### WRITTEN EXERCISE:
In the data below, find every line that has the string "فيها", and copy it.

### ROWS:

★ ★ ★

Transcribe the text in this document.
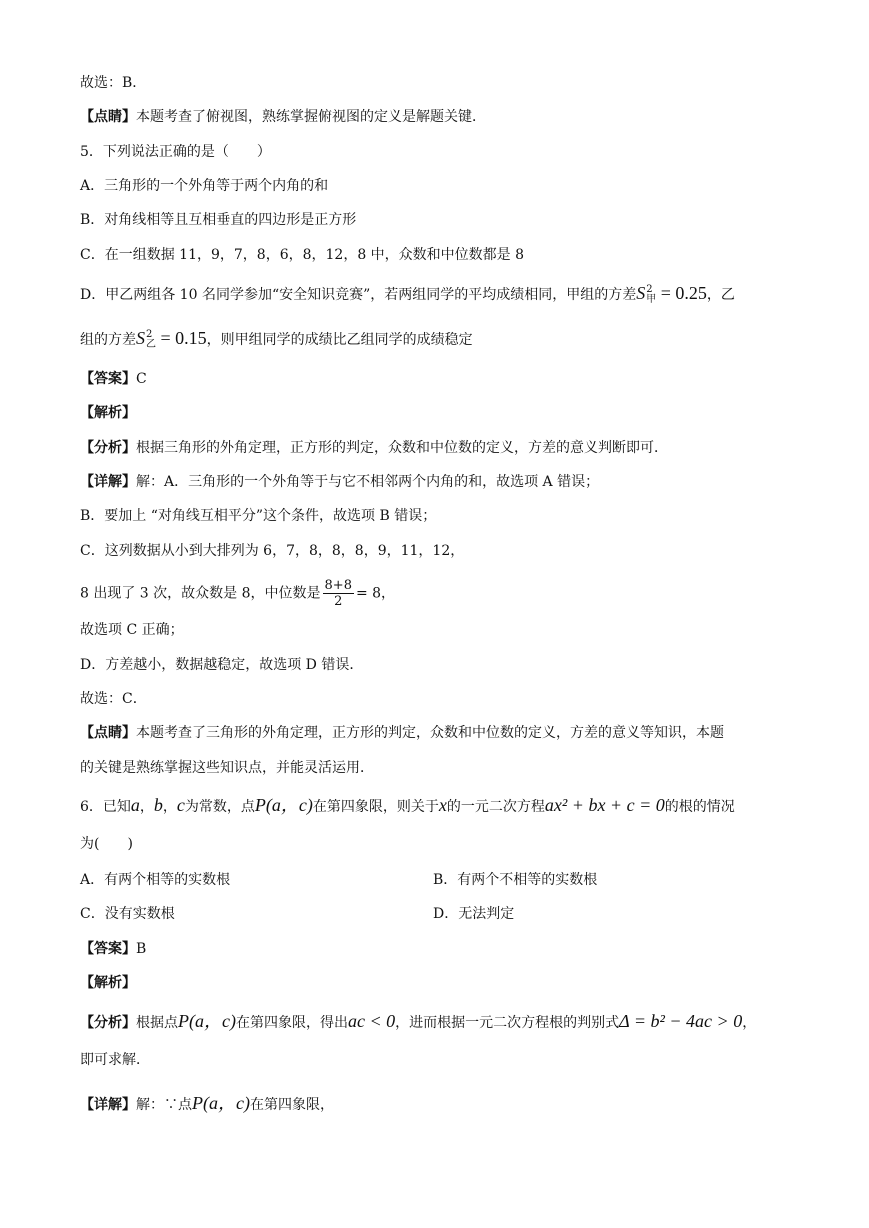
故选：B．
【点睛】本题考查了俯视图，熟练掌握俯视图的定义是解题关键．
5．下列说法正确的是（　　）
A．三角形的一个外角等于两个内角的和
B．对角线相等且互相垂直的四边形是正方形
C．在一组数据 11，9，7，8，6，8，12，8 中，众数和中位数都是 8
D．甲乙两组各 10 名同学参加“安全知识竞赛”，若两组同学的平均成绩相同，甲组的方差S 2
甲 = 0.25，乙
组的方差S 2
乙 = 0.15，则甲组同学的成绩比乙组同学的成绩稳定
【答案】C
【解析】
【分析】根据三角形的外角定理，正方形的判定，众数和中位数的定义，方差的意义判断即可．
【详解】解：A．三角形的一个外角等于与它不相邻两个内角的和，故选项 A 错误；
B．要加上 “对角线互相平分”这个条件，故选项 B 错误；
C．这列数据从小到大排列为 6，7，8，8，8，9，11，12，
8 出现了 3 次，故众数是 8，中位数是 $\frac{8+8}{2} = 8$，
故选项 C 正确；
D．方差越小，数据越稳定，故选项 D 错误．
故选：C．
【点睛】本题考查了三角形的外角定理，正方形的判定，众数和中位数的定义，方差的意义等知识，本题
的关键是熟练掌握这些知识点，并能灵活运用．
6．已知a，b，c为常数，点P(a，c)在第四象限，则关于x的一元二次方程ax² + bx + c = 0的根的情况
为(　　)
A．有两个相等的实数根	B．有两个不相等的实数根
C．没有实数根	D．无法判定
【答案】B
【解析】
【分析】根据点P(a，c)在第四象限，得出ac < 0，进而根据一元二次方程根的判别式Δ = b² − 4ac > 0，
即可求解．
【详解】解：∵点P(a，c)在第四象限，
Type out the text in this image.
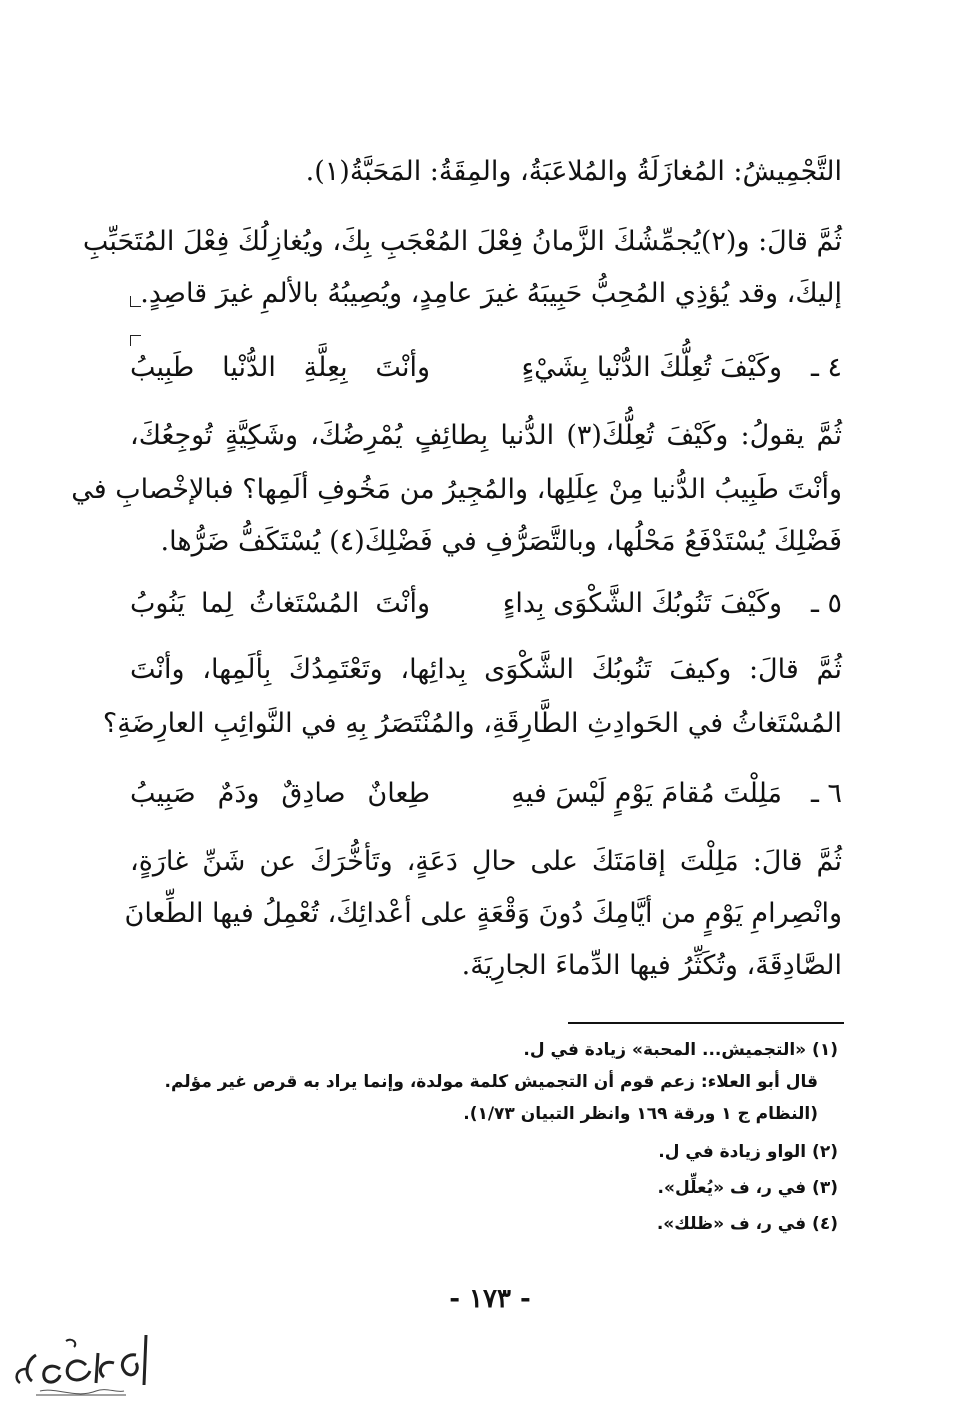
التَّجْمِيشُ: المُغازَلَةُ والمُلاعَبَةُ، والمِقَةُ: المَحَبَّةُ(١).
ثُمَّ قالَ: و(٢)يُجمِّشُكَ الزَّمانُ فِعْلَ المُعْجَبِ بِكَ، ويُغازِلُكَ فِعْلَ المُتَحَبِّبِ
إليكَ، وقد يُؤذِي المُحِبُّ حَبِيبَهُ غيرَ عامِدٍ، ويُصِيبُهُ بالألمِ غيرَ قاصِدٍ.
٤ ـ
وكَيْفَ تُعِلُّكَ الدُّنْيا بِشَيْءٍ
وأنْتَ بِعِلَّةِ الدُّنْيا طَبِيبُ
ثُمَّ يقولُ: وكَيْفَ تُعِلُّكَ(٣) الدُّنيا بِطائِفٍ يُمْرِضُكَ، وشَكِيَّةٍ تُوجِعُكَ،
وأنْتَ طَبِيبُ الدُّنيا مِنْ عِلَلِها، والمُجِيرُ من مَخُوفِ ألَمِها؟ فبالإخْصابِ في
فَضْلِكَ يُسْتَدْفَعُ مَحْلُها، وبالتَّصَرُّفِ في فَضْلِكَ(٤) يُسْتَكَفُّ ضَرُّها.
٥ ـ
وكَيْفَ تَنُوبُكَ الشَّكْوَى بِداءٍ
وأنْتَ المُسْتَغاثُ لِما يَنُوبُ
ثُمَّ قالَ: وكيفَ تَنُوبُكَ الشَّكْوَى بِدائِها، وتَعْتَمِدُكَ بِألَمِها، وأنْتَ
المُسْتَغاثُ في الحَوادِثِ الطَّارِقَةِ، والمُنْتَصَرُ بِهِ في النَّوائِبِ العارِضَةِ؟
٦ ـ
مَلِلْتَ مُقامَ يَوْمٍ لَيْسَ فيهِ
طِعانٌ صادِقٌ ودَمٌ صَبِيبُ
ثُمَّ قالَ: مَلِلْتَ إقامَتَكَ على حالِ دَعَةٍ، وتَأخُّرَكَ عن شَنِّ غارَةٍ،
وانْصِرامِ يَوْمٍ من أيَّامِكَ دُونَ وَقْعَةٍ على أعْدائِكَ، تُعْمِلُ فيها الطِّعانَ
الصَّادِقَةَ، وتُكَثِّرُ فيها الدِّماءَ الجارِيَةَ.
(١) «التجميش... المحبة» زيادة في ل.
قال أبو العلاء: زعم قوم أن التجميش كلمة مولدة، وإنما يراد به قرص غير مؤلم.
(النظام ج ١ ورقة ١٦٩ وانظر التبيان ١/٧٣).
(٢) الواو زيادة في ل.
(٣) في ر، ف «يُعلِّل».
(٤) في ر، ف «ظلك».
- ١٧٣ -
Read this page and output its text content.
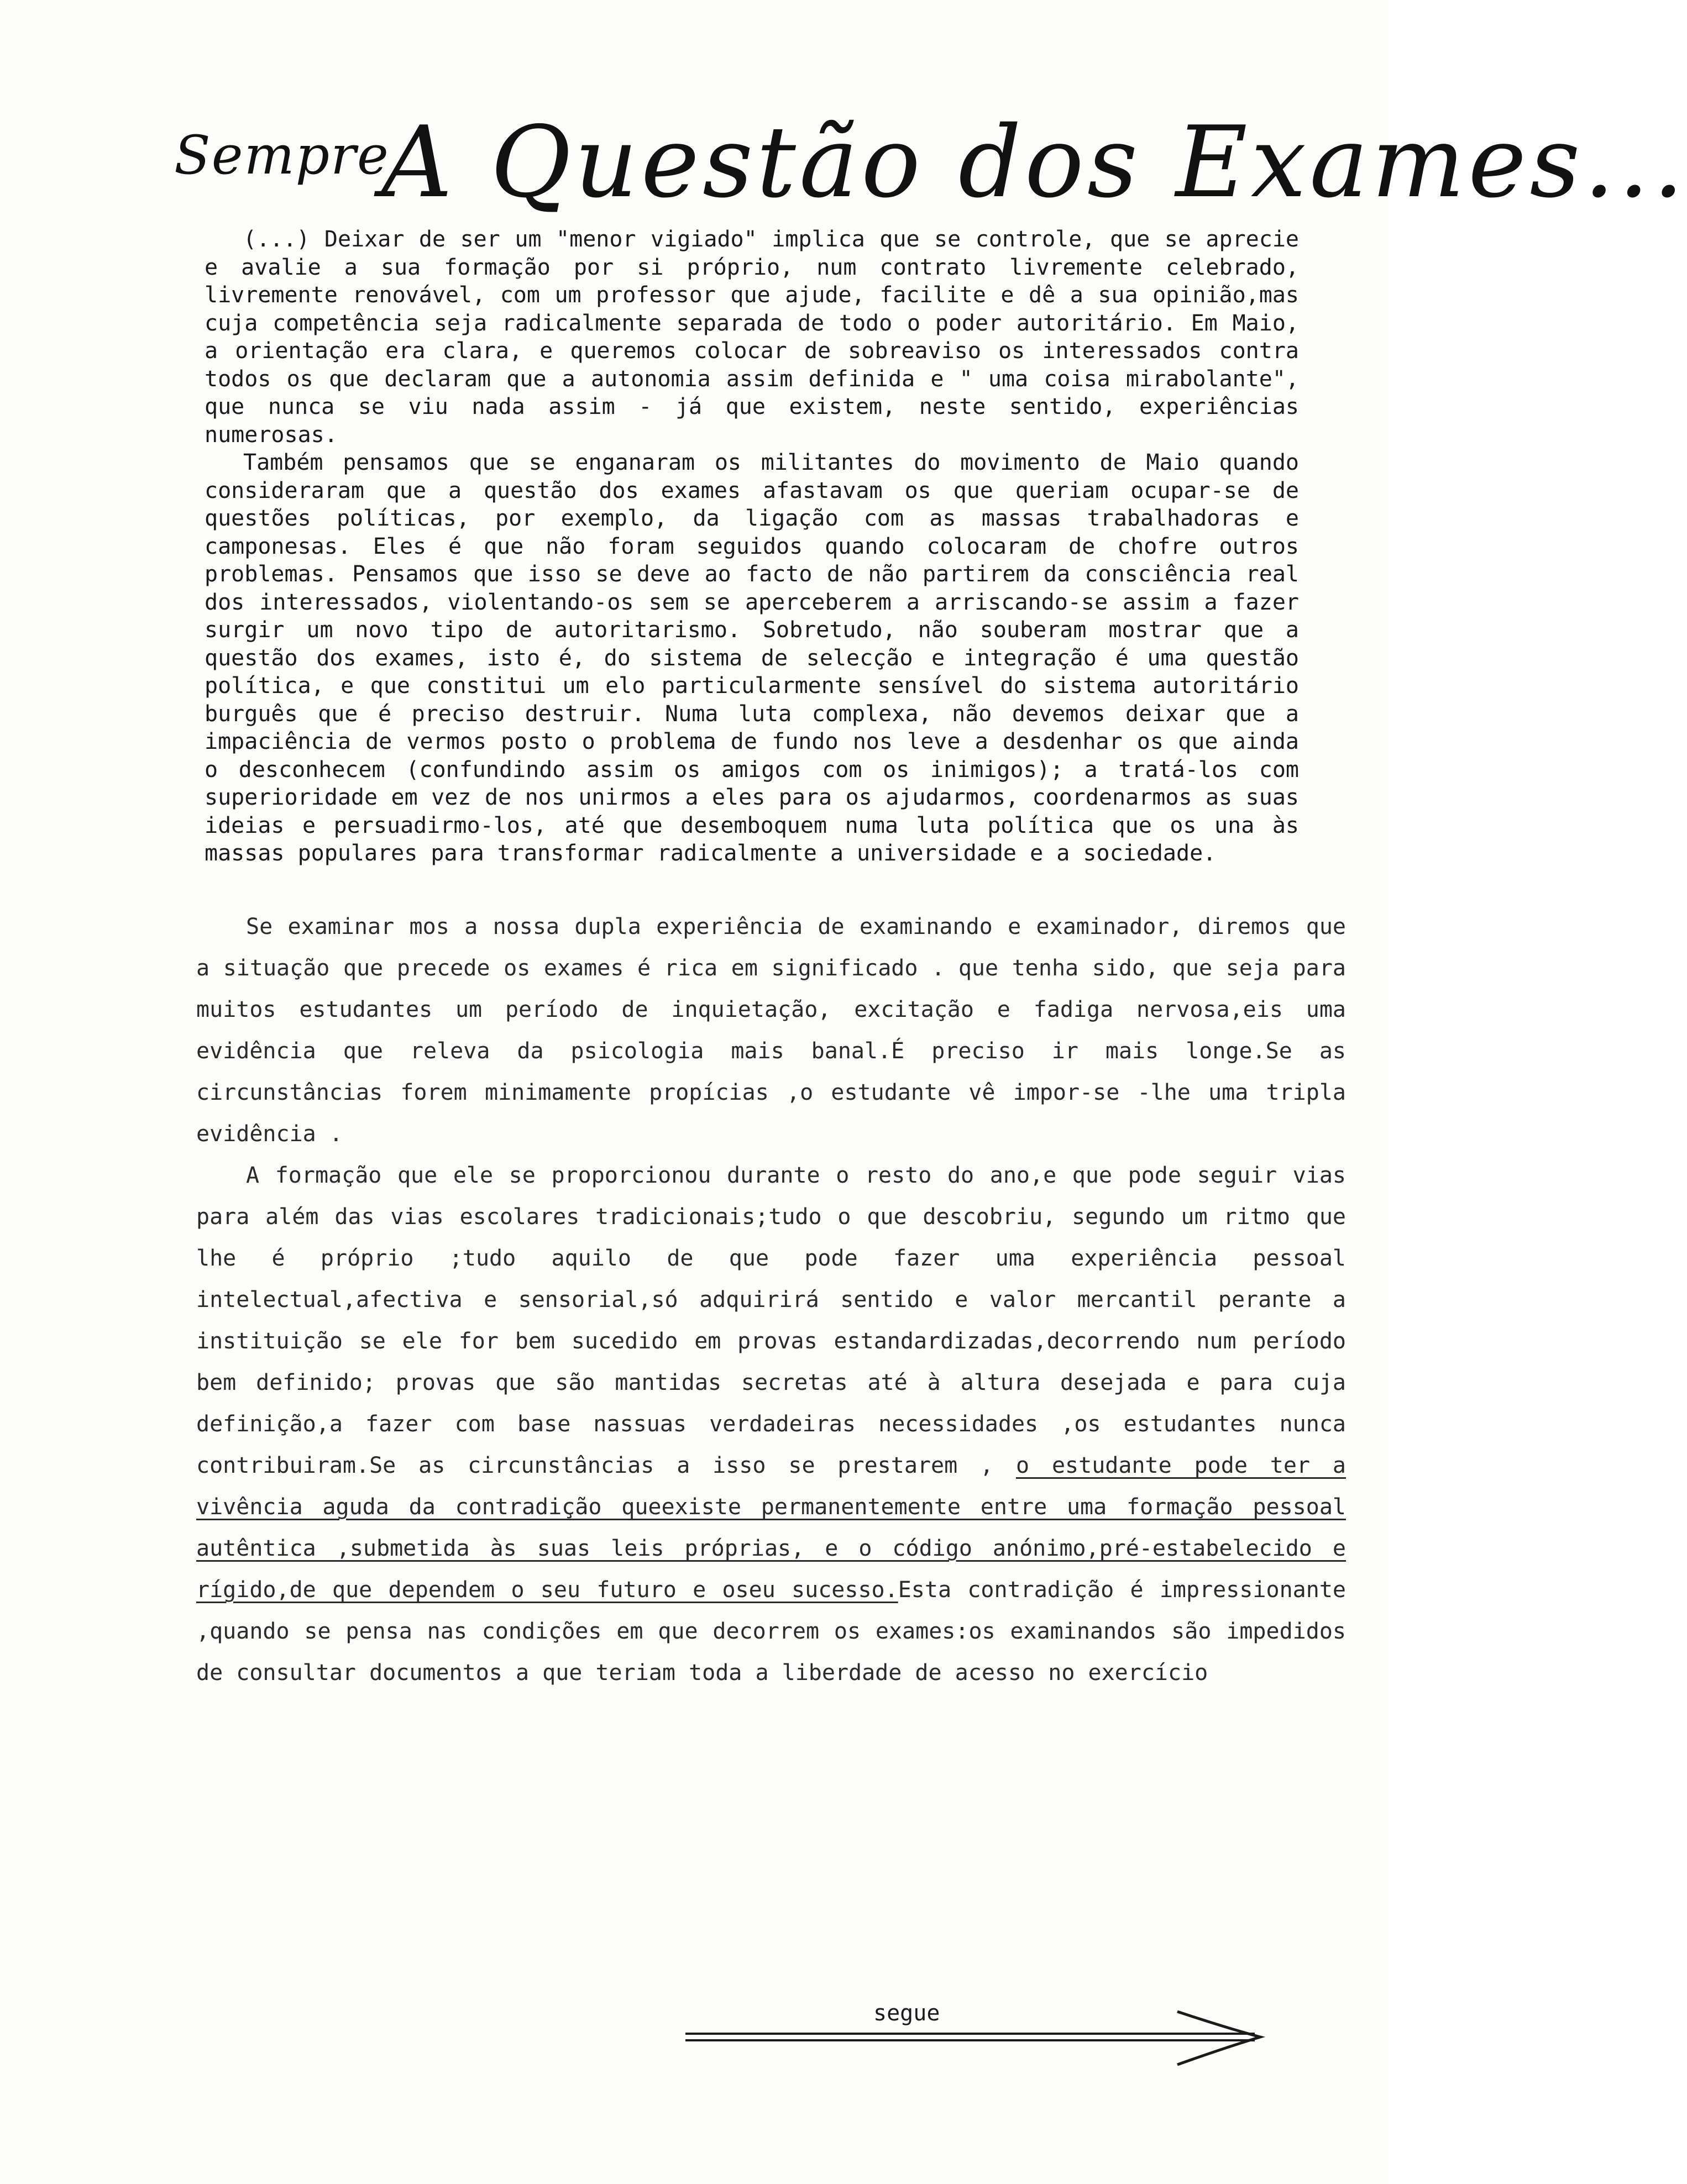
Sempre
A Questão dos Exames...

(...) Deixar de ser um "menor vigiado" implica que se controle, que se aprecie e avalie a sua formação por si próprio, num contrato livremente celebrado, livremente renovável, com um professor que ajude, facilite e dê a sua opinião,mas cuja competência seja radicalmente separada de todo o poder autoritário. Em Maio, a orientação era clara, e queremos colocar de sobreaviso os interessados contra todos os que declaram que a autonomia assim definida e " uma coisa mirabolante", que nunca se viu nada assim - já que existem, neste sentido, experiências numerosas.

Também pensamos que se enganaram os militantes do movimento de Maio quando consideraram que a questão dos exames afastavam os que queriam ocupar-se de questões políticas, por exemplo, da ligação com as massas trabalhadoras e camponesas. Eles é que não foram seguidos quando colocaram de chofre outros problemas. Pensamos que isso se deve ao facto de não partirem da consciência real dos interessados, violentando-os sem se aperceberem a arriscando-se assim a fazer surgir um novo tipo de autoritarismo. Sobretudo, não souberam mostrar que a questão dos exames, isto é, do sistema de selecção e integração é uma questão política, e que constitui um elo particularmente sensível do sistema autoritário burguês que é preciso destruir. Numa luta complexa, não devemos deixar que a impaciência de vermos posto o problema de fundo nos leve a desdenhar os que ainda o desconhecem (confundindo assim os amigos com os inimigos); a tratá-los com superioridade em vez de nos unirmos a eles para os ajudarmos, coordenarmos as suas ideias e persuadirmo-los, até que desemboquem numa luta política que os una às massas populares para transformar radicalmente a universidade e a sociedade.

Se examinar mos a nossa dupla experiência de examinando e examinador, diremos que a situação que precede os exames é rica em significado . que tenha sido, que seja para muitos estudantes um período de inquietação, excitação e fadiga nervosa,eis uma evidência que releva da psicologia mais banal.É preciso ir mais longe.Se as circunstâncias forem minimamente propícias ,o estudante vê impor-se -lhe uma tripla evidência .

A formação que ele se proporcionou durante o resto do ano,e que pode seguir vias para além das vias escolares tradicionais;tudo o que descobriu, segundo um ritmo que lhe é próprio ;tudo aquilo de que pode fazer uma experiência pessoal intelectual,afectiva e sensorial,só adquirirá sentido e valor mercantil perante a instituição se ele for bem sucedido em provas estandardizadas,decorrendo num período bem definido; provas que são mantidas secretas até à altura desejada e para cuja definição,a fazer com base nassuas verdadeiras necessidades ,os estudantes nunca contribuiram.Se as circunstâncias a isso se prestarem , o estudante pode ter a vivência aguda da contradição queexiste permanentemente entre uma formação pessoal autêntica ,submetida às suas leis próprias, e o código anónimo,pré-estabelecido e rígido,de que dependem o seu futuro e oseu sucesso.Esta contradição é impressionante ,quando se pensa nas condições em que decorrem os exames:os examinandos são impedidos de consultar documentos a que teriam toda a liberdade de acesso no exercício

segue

★ ★ ★

### THE SOLUTION:
وانْصِرامِ يَوْمٍ من أيَّامِكَ دُونَ وَقْعَةٍ على أعْدائِكَ، تُعْمِلُ فيها الطِّعانَ
الصَّادِقَةَ، وتُكَثِّرُ فيها الدِّماءَ الجارِيَةَ.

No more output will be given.